• [Task instructions] Print every entry exactly as written.

══ Input material

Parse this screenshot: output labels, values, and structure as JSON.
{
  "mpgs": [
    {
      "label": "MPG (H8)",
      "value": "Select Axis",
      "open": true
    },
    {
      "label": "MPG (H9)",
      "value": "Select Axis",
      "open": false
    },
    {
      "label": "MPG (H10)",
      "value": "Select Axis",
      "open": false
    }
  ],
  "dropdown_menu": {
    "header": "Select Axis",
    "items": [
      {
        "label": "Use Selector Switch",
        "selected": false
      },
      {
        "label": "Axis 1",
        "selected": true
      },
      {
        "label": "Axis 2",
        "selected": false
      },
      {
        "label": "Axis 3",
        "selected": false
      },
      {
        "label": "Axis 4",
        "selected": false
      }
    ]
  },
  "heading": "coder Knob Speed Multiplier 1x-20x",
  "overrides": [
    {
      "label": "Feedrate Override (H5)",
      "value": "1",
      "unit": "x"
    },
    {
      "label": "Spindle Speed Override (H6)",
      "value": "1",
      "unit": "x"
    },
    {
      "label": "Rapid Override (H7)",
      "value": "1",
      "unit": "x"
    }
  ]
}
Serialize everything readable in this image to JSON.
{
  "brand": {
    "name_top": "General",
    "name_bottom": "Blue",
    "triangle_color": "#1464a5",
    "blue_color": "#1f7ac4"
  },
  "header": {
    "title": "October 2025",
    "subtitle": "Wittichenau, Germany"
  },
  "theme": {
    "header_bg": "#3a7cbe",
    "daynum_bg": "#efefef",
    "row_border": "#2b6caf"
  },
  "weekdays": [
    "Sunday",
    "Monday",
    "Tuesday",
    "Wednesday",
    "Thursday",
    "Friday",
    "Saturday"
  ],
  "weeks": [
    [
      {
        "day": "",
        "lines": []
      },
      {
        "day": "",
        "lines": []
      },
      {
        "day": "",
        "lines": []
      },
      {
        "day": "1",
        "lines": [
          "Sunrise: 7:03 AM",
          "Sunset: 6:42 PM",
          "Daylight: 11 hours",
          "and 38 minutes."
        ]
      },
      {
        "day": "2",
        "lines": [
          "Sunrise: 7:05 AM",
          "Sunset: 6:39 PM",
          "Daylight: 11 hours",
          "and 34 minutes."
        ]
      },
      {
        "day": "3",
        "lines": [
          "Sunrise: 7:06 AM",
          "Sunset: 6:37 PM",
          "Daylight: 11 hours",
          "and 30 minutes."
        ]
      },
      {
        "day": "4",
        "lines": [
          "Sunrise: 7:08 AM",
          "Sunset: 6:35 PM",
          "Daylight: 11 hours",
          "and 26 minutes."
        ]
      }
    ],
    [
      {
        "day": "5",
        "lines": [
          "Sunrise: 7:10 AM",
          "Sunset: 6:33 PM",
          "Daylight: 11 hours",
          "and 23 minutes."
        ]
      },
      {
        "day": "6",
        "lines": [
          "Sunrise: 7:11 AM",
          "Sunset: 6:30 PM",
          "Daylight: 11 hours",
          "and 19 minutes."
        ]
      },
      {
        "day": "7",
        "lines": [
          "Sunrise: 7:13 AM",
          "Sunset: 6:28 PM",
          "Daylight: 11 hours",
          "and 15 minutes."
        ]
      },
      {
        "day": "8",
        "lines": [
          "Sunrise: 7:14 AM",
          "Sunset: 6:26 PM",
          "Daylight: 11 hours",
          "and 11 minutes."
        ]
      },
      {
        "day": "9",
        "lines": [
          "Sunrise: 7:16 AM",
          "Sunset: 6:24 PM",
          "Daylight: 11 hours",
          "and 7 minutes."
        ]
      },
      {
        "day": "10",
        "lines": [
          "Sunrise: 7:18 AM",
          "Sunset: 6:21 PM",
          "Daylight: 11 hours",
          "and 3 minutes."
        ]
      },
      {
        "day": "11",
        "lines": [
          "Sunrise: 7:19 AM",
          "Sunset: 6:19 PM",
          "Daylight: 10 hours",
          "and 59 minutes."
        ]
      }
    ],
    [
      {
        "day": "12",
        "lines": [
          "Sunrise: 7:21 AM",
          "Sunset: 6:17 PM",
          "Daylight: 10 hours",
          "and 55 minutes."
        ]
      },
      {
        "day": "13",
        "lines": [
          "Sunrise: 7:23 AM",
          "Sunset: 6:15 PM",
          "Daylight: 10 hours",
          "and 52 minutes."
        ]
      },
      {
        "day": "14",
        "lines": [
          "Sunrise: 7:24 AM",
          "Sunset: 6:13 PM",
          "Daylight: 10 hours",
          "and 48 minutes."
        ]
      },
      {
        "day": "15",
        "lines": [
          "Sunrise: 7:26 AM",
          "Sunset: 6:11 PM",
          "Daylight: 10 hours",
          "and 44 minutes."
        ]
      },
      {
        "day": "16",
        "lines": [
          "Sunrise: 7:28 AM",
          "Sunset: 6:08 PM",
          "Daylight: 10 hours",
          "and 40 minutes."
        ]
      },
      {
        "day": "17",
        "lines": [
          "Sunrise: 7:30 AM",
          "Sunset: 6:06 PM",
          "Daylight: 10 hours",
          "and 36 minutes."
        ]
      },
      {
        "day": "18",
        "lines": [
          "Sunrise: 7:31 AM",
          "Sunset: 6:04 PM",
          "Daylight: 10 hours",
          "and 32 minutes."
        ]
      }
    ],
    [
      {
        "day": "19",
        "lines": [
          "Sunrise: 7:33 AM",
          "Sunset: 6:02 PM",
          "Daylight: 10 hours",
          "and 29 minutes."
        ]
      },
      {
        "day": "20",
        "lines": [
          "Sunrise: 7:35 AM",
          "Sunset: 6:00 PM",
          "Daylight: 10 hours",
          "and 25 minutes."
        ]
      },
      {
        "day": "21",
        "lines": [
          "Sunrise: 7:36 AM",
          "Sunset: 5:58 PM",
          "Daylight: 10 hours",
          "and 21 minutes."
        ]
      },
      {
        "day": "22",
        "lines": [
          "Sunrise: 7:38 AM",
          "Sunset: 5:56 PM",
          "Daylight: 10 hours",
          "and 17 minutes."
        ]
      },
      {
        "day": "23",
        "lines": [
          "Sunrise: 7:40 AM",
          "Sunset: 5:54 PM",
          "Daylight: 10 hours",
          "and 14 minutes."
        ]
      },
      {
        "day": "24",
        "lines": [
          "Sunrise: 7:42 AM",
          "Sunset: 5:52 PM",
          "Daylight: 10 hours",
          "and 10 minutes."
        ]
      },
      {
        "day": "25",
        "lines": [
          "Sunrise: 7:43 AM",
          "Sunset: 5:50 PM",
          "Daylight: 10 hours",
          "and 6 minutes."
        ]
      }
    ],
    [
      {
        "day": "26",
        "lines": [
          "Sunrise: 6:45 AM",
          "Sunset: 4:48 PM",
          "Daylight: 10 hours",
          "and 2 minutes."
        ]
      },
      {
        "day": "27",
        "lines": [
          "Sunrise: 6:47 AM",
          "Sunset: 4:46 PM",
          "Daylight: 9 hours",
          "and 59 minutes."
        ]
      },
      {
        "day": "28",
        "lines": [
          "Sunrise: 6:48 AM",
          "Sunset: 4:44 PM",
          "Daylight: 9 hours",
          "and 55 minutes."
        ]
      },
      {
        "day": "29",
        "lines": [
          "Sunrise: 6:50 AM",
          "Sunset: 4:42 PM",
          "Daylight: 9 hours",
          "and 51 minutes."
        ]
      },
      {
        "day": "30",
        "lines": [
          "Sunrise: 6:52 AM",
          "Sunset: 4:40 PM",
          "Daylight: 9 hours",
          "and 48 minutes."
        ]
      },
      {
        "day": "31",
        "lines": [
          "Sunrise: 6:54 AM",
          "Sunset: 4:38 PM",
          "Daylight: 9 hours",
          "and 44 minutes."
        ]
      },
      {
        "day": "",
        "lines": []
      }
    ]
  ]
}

════

• [Written reply]
Parse this screenshot: output labels, values, and structure as JSON.
{
  "mpgs": [
    {
      "label": "MPG (H8)",
      "value": "Select Axis",
      "open": true
    },
    {
      "label": "MPG (H9)",
      "value": "Select Axis",
      "open": false
    },
    {
      "label": "MPG (H10)",
      "value": "Select Axis",
      "open": false
    }
  ],
  "dropdown_menu": {
    "header": "Select Axis",
    "items": [
      {
        "label": "Use Selector Switch",
        "selected": false
      },
      {
        "label": "Axis 1",
        "selected": true
      },
      {
        "label": "Axis 2",
        "selected": false
      },
      {
        "label": "Axis 3",
        "selected": false
      },
      {
        "label": "Axis 4",
        "selected": false
      }
    ]
  },
  "heading": "coder Knob Speed Multiplier 1x-20x",
  "overrides": [
    {
      "label": "Feedrate Override (H5)",
      "value": "1",
      "unit": "x"
    },
    {
      "label": "Spindle Speed Override (H6)",
      "value": "1",
      "unit": "x"
    },
    {
      "label": "Rapid Override (H7)",
      "value": "1",
      "unit": "x"
    }
  ]
}
Serialize everything readable in this image to JSON.
{
  "brand": {
    "name_top": "General",
    "name_bottom": "Blue",
    "triangle_color": "#1464a5",
    "blue_color": "#1f7ac4"
  },
  "header": {
    "title": "October 2025",
    "subtitle": "Wittichenau, Germany"
  },
  "theme": {
    "header_bg": "#3a7cbe",
    "daynum_bg": "#efefef",
    "row_border": "#2b6caf"
  },
  "weekdays": [
    "Sunday",
    "Monday",
    "Tuesday",
    "Wednesday",
    "Thursday",
    "Friday",
    "Saturday"
  ],
  "weeks": [
    [
      {
        "day": "",
        "lines": []
      },
      {
        "day": "",
        "lines": []
      },
      {
        "day": "",
        "lines": []
      },
      {
        "day": "1",
        "lines": [
          "Sunrise: 7:03 AM",
          "Sunset: 6:42 PM",
          "Daylight: 11 hours",
          "and 38 minutes."
        ]
      },
      {
        "day": "2",
        "lines": [
          "Sunrise: 7:05 AM",
          "Sunset: 6:39 PM",
          "Daylight: 11 hours",
          "and 34 minutes."
        ]
      },
      {
        "day": "3",
        "lines": [
          "Sunrise: 7:06 AM",
          "Sunset: 6:37 PM",
          "Daylight: 11 hours",
          "and 30 minutes."
        ]
      },
      {
        "day": "4",
        "lines": [
          "Sunrise: 7:08 AM",
          "Sunset: 6:35 PM",
          "Daylight: 11 hours",
          "and 26 minutes."
        ]
      }
    ],
    [
      {
        "day": "5",
        "lines": [
          "Sunrise: 7:10 AM",
          "Sunset: 6:33 PM",
          "Daylight: 11 hours",
          "and 23 minutes."
        ]
      },
      {
        "day": "6",
        "lines": [
          "Sunrise: 7:11 AM",
          "Sunset: 6:30 PM",
          "Daylight: 11 hours",
          "and 19 minutes."
        ]
      },
      {
        "day": "7",
        "lines": [
          "Sunrise: 7:13 AM",
          "Sunset: 6:28 PM",
          "Daylight: 11 hours",
          "and 15 minutes."
        ]
      },
      {
        "day": "8",
        "lines": [
          "Sunrise: 7:14 AM",
          "Sunset: 6:26 PM",
          "Daylight: 11 hours",
          "and 11 minutes."
        ]
      },
      {
        "day": "9",
        "lines": [
          "Sunrise: 7:16 AM",
          "Sunset: 6:24 PM",
          "Daylight: 11 hours",
          "and 7 minutes."
        ]
      },
      {
        "day": "10",
        "lines": [
          "Sunrise: 7:18 AM",
          "Sunset: 6:21 PM",
          "Daylight: 11 hours",
          "and 3 minutes."
        ]
      },
      {
        "day": "11",
        "lines": [
          "Sunrise: 7:19 AM",
          "Sunset: 6:19 PM",
          "Daylight: 10 hours",
          "and 59 minutes."
        ]
      }
    ],
    [
      {
        "day": "12",
        "lines": [
          "Sunrise: 7:21 AM",
          "Sunset: 6:17 PM",
          "Daylight: 10 hours",
          "and 55 minutes."
        ]
      },
      {
        "day": "13",
        "lines": [
          "Sunrise: 7:23 AM",
          "Sunset: 6:15 PM",
          "Daylight: 10 hours",
          "and 52 minutes."
        ]
      },
      {
        "day": "14",
        "lines": [
          "Sunrise: 7:24 AM",
          "Sunset: 6:13 PM",
          "Daylight: 10 hours",
          "and 48 minutes."
        ]
      },
      {
        "day": "15",
        "lines": [
          "Sunrise: 7:26 AM",
          "Sunset: 6:11 PM",
          "Daylight: 10 hours",
          "and 44 minutes."
        ]
      },
      {
        "day": "16",
        "lines": [
          "Sunrise: 7:28 AM",
          "Sunset: 6:08 PM",
          "Daylight: 10 hours",
          "and 40 minutes."
        ]
      },
      {
        "day": "17",
        "lines": [
          "Sunrise: 7:30 AM",
          "Sunset: 6:06 PM",
          "Daylight: 10 hours",
          "and 36 minutes."
        ]
      },
      {
        "day": "18",
        "lines": [
          "Sunrise: 7:31 AM",
          "Sunset: 6:04 PM",
          "Daylight: 10 hours",
          "and 32 minutes."
        ]
      }
    ],
    [
      {
        "day": "19",
        "lines": [
          "Sunrise: 7:33 AM",
          "Sunset: 6:02 PM",
          "Daylight: 10 hours",
          "and 29 minutes."
        ]
      },
      {
        "day": "20",
        "lines": [
          "Sunrise: 7:35 AM",
          "Sunset: 6:00 PM",
          "Daylight: 10 hours",
          "and 25 minutes."
        ]
      },
      {
        "day": "21",
        "lines": [
          "Sunrise: 7:36 AM",
          "Sunset: 5:58 PM",
          "Daylight: 10 hours",
          "and 21 minutes."
        ]
      },
      {
        "day": "22",
        "lines": [
          "Sunrise: 7:38 AM",
          "Sunset: 5:56 PM",
          "Daylight: 10 hours",
          "and 17 minutes."
        ]
      },
      {
        "day": "23",
        "lines": [
          "Sunrise: 7:40 AM",
          "Sunset: 5:54 PM",
          "Daylight: 10 hours",
          "and 14 minutes."
        ]
      },
      {
        "day": "24",
        "lines": [
          "Sunrise: 7:42 AM",
          "Sunset: 5:52 PM",
          "Daylight: 10 hours",
          "and 10 minutes."
        ]
      },
      {
        "day": "25",
        "lines": [
          "Sunrise: 7:43 AM",
          "Sunset: 5:50 PM",
          "Daylight: 10 hours",
          "and 6 minutes."
        ]
      }
    ],
    [
      {
        "day": "26",
        "lines": [
          "Sunrise: 6:45 AM",
          "Sunset: 4:48 PM",
          "Daylight: 10 hours",
          "and 2 minutes."
        ]
      },
      {
        "day": "27",
        "lines": [
          "Sunrise: 6:47 AM",
          "Sunset: 4:46 PM",
          "Daylight: 9 hours",
          "and 59 minutes."
        ]
      },
      {
        "day": "28",
        "lines": [
          "Sunrise: 6:48 AM",
          "Sunset: 4:44 PM",
          "Daylight: 9 hours",
          "and 55 minutes."
        ]
      },
      {
        "day": "29",
        "lines": [
          "Sunrise: 6:50 AM",
          "Sunset: 4:42 PM",
          "Daylight: 9 hours",
          "and 51 minutes."
        ]
      },
      {
        "day": "30",
        "lines": [
          "Sunrise: 6:52 AM",
          "Sunset: 4:40 PM",
          "Daylight: 9 hours",
          "and 48 minutes."
        ]
      },
      {
        "day": "31",
        "lines": [
          "Sunrise: 6:54 AM",
          "Sunset: 4:38 PM",
          "Daylight: 9 hours",
          "and 44 minutes."
        ]
      },
      {
        "day": "",
        "lines": []
      }
    ]
  ]
}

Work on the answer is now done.